• _Task to carry out_
Transcribe every line of the records verbatim.

(Saved data entries)
<<<<

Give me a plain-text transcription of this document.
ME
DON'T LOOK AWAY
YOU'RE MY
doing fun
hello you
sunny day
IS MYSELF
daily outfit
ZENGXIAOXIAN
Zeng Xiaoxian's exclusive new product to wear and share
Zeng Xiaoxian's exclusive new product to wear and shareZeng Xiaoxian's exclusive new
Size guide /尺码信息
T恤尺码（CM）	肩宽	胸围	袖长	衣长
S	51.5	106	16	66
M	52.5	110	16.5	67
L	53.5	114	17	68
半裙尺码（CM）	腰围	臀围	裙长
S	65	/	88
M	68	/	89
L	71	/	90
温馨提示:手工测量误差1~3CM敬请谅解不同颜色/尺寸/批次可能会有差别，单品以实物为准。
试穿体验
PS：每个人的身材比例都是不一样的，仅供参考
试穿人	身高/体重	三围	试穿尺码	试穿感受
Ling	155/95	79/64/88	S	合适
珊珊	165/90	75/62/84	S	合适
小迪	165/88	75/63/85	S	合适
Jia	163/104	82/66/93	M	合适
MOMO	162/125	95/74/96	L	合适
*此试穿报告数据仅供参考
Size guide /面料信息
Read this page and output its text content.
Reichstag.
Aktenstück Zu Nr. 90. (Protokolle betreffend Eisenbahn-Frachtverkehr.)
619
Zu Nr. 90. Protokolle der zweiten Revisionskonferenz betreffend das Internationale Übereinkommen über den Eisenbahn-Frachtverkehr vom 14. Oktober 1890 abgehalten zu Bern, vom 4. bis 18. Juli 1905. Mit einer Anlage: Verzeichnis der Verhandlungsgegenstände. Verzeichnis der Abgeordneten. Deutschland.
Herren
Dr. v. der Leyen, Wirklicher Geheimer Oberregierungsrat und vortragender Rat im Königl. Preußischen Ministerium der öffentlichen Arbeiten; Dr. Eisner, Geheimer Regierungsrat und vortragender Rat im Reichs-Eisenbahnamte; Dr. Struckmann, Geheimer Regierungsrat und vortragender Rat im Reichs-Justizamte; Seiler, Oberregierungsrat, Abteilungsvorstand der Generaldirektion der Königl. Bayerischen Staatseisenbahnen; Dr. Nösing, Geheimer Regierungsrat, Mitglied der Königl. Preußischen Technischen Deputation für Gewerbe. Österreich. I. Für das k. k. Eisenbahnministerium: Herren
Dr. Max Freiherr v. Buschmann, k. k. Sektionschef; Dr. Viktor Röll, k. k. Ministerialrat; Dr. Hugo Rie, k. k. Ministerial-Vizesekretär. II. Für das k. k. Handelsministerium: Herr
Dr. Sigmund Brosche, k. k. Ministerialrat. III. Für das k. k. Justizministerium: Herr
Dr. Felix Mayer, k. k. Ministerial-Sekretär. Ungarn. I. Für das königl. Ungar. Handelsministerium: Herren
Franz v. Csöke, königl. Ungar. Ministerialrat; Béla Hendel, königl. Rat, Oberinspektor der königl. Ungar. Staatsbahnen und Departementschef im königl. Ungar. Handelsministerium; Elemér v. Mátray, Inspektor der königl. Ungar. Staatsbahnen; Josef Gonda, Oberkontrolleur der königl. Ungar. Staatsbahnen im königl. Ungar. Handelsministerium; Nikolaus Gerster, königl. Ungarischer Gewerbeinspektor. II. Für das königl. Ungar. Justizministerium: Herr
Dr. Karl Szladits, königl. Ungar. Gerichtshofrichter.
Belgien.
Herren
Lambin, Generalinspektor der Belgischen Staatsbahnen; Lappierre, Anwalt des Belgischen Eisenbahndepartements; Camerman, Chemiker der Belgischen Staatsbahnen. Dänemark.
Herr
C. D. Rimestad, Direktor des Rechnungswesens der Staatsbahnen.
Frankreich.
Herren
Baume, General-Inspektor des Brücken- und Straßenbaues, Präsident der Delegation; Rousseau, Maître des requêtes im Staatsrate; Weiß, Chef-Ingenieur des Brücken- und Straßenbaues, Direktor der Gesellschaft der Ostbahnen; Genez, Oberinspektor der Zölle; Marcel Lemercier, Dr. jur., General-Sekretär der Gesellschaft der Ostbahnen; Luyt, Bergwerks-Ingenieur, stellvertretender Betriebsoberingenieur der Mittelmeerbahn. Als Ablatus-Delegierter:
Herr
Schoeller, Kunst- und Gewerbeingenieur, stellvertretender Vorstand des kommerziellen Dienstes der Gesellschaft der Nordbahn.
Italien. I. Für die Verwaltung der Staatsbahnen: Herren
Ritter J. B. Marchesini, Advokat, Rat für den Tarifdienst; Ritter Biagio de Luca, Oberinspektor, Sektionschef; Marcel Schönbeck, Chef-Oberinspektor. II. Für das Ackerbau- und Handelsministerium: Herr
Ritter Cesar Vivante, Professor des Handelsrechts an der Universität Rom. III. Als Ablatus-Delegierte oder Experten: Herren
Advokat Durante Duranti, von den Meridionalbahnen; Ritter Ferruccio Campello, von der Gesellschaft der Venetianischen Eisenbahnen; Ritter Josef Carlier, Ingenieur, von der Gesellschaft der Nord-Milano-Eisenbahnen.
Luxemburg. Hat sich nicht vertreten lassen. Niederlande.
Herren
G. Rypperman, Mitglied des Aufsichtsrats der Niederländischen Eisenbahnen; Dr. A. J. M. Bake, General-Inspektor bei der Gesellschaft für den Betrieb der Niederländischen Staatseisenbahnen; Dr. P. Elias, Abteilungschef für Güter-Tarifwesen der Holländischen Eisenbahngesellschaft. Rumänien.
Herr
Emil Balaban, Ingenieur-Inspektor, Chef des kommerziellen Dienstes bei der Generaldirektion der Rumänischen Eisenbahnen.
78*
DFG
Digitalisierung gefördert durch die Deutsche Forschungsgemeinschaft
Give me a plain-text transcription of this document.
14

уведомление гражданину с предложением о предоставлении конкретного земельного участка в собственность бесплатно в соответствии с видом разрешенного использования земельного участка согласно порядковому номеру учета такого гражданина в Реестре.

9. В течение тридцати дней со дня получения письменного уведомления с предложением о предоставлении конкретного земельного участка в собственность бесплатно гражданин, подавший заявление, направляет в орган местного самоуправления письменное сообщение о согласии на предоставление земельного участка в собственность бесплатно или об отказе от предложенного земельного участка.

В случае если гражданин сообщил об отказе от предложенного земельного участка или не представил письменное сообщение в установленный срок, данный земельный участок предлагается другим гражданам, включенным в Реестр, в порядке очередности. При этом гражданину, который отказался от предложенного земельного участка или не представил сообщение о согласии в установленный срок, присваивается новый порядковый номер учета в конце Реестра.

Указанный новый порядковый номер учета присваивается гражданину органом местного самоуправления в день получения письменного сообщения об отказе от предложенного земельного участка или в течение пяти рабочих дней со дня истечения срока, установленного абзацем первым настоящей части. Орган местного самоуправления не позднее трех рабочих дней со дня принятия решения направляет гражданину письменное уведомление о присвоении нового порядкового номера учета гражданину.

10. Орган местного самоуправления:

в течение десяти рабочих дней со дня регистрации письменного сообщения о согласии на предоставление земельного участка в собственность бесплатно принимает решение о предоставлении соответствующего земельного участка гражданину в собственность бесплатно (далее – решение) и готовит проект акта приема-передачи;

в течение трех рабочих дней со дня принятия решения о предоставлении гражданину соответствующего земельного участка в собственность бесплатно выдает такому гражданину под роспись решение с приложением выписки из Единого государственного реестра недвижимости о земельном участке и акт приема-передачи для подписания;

>>>>

• _Response below_
Give me a plain-text transcription of this document.
ME
DON'T LOOK AWAY
YOU'RE MY
doing fun
hello you
sunny day
IS MYSELF
daily outfit
ZENGXIAOXIAN
Zeng Xiaoxian's exclusive new product to wear and share
Zeng Xiaoxian's exclusive new product to wear and shareZeng Xiaoxian's exclusive new
Size guide /尺码信息
T恤尺码（CM）	肩宽	胸围	袖长	衣长
S	51.5	106	16	66
M	52.5	110	16.5	67
L	53.5	114	17	68
半裙尺码（CM）	腰围	臀围	裙长
S	65	/	88
M	68	/	89
L	71	/	90
温馨提示:手工测量误差1~3CM敬请谅解不同颜色/尺寸/批次可能会有差别，单品以实物为准。
试穿体验
PS：每个人的身材比例都是不一样的，仅供参考
试穿人	身高/体重	三围	试穿尺码	试穿感受
Ling	155/95	79/64/88	S	合适
珊珊	165/90	75/62/84	S	合适
小迪	165/88	75/63/85	S	合适
Jia	163/104	82/66/93	M	合适
MOMO	162/125	95/74/96	L	合适
*此试穿报告数据仅供参考
Size guide /面料信息
Read this page and output its text content.
Reichstag.
Aktenstück Zu Nr. 90. (Protokolle betreffend Eisenbahn-Frachtverkehr.)
619
Zu Nr. 90. Protokolle der zweiten Revisionskonferenz betreffend das Internationale Übereinkommen über den Eisenbahn-Frachtverkehr vom 14. Oktober 1890 abgehalten zu Bern, vom 4. bis 18. Juli 1905. Mit einer Anlage: Verzeichnis der Verhandlungsgegenstände. Verzeichnis der Abgeordneten. Deutschland.
Herren
Dr. v. der Leyen, Wirklicher Geheimer Oberregierungsrat und vortragender Rat im Königl. Preußischen Ministerium der öffentlichen Arbeiten; Dr. Eisner, Geheimer Regierungsrat und vortragender Rat im Reichs-Eisenbahnamte; Dr. Struckmann, Geheimer Regierungsrat und vortragender Rat im Reichs-Justizamte; Seiler, Oberregierungsrat, Abteilungsvorstand der Generaldirektion der Königl. Bayerischen Staatseisenbahnen; Dr. Nösing, Geheimer Regierungsrat, Mitglied der Königl. Preußischen Technischen Deputation für Gewerbe. Österreich. I. Für das k. k. Eisenbahnministerium: Herren
Dr. Max Freiherr v. Buschmann, k. k. Sektionschef; Dr. Viktor Röll, k. k. Ministerialrat; Dr. Hugo Rie, k. k. Ministerial-Vizesekretär. II. Für das k. k. Handelsministerium: Herr
Dr. Sigmund Brosche, k. k. Ministerialrat. III. Für das k. k. Justizministerium: Herr
Dr. Felix Mayer, k. k. Ministerial-Sekretär. Ungarn. I. Für das königl. Ungar. Handelsministerium: Herren
Franz v. Csöke, königl. Ungar. Ministerialrat; Béla Hendel, königl. Rat, Oberinspektor der königl. Ungar. Staatsbahnen und Departementschef im königl. Ungar. Handelsministerium; Elemér v. Mátray, Inspektor der königl. Ungar. Staatsbahnen; Josef Gonda, Oberkontrolleur der königl. Ungar. Staatsbahnen im königl. Ungar. Handelsministerium; Nikolaus Gerster, königl. Ungarischer Gewerbeinspektor. II. Für das königl. Ungar. Justizministerium: Herr
Dr. Karl Szladits, königl. Ungar. Gerichtshofrichter.
Belgien.
Herren
Lambin, Generalinspektor der Belgischen Staatsbahnen; Lappierre, Anwalt des Belgischen Eisenbahndepartements; Camerman, Chemiker der Belgischen Staatsbahnen. Dänemark.
Herr
C. D. Rimestad, Direktor des Rechnungswesens der Staatsbahnen.
Frankreich.
Herren
Baume, General-Inspektor des Brücken- und Straßenbaues, Präsident der Delegation; Rousseau, Maître des requêtes im Staatsrate; Weiß, Chef-Ingenieur des Brücken- und Straßenbaues, Direktor der Gesellschaft der Ostbahnen; Genez, Oberinspektor der Zölle; Marcel Lemercier, Dr. jur., General-Sekretär der Gesellschaft der Ostbahnen; Luyt, Bergwerks-Ingenieur, stellvertretender Betriebsoberingenieur der Mittelmeerbahn. Als Ablatus-Delegierter:
Herr
Schoeller, Kunst- und Gewerbeingenieur, stellvertretender Vorstand des kommerziellen Dienstes der Gesellschaft der Nordbahn.
Italien. I. Für die Verwaltung der Staatsbahnen: Herren
Ritter J. B. Marchesini, Advokat, Rat für den Tarifdienst; Ritter Biagio de Luca, Oberinspektor, Sektionschef; Marcel Schönbeck, Chef-Oberinspektor. II. Für das Ackerbau- und Handelsministerium: Herr
Ritter Cesar Vivante, Professor des Handelsrechts an der Universität Rom. III. Als Ablatus-Delegierte oder Experten: Herren
Advokat Durante Duranti, von den Meridionalbahnen; Ritter Ferruccio Campello, von der Gesellschaft der Venetianischen Eisenbahnen; Ritter Josef Carlier, Ingenieur, von der Gesellschaft der Nord-Milano-Eisenbahnen.
Luxemburg. Hat sich nicht vertreten lassen. Niederlande.
Herren
G. Rypperman, Mitglied des Aufsichtsrats der Niederländischen Eisenbahnen; Dr. A. J. M. Bake, General-Inspektor bei der Gesellschaft für den Betrieb der Niederländischen Staatseisenbahnen; Dr. P. Elias, Abteilungschef für Güter-Tarifwesen der Holländischen Eisenbahngesellschaft. Rumänien.
Herr
Emil Balaban, Ingenieur-Inspektor, Chef des kommerziellen Dienstes bei der Generaldirektion der Rumänischen Eisenbahnen.
78*
DFG
Digitalisierung gefördert durch die Deutsche Forschungsgemeinschaft
Give me a plain-text transcription of this document.
14

уведомление гражданину с предложением о предоставлении конкретного земельного участка в собственность бесплатно в соответствии с видом разрешенного использования земельного участка согласно порядковому номеру учета такого гражданина в Реестре.

9. В течение тридцати дней со дня получения письменного уведомления с предложением о предоставлении конкретного земельного участка в собственность бесплатно гражданин, подавший заявление, направляет в орган местного самоуправления письменное сообщение о согласии на предоставление земельного участка в собственность бесплатно или об отказе от предложенного земельного участка.

В случае если гражданин сообщил об отказе от предложенного земельного участка или не представил письменное сообщение в установленный срок, данный земельный участок предлагается другим гражданам, включенным в Реестр, в порядке очередности. При этом гражданину, который отказался от предложенного земельного участка или не представил сообщение о согласии в установленный срок, присваивается новый порядковый номер учета в конце Реестра.

Указанный новый порядковый номер учета присваивается гражданину органом местного самоуправления в день получения письменного сообщения об отказе от предложенного земельного участка или в течение пяти рабочих дней со дня истечения срока, установленного абзацем первым настоящей части. Орган местного самоуправления не позднее трех рабочих дней со дня принятия решения направляет гражданину письменное уведомление о присвоении нового порядкового номера учета гражданину.

10. Орган местного самоуправления:

в течение десяти рабочих дней со дня регистрации письменного сообщения о согласии на предоставление земельного участка в собственность бесплатно принимает решение о предоставлении соответствующего земельного участка гражданину в собственность бесплатно (далее – решение) и готовит проект акта приема-передачи;

в течение трех рабочих дней со дня принятия решения о предоставлении гражданину соответствующего земельного участка в собственность бесплатно выдает такому гражданину под роспись решение с приложением выписки из Единого государственного реестра недвижимости о земельном участке и акт приема-передачи для подписания;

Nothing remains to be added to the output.